> CHALLENGE
Find each line holding the word "太もも平置き" and give the total alone.

> PROVIDED DATA
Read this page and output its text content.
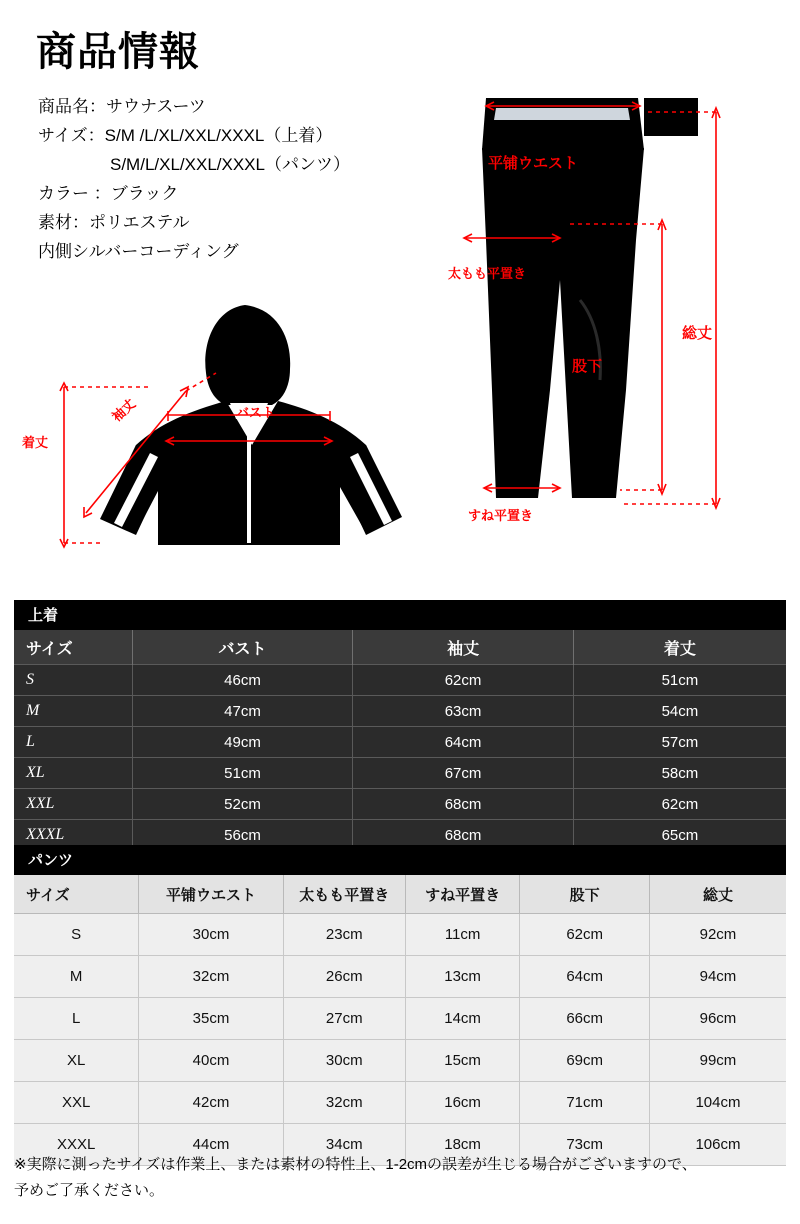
商品情報
商品名：サウナスーツ
サイズ：S/M /L/XL/XXL/XXXL（上着）
S/M/L/XL/XXL/XXXL（パンツ）
カラー ：ブラック
素材：ポリエステル
内側シルバーコーディング
バスト
袖丈
着丈
平铺ウエスト
太もも平置き
すね平置き
股下
総丈
上着
サイズ	バスト	袖丈	着丈
S	46cm	62cm	51cm
M	47cm	63cm	54cm
L	49cm	64cm	57cm
XL	51cm	67cm	58cm
XXL	52cm	68cm	62cm
XXXL	56cm	68cm	65cm
パンツ
サイズ	平铺ウエスト	太もも平置き	すね平置き	股下	総丈
S	30cm	23cm	11cm	62cm	92cm
M	32cm	26cm	13cm	64cm	94cm
L	35cm	27cm	14cm	66cm	96cm
XL	40cm	30cm	15cm	69cm	99cm
XXL	42cm	32cm	16cm	71cm	104cm
XXXL	44cm	34cm	18cm	73cm	106cm
※実際に測ったサイズは作業上、または素材の特性上、1-2cmの誤差が生じる場合がございますので、
予めご了承ください。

> RESPONSE
2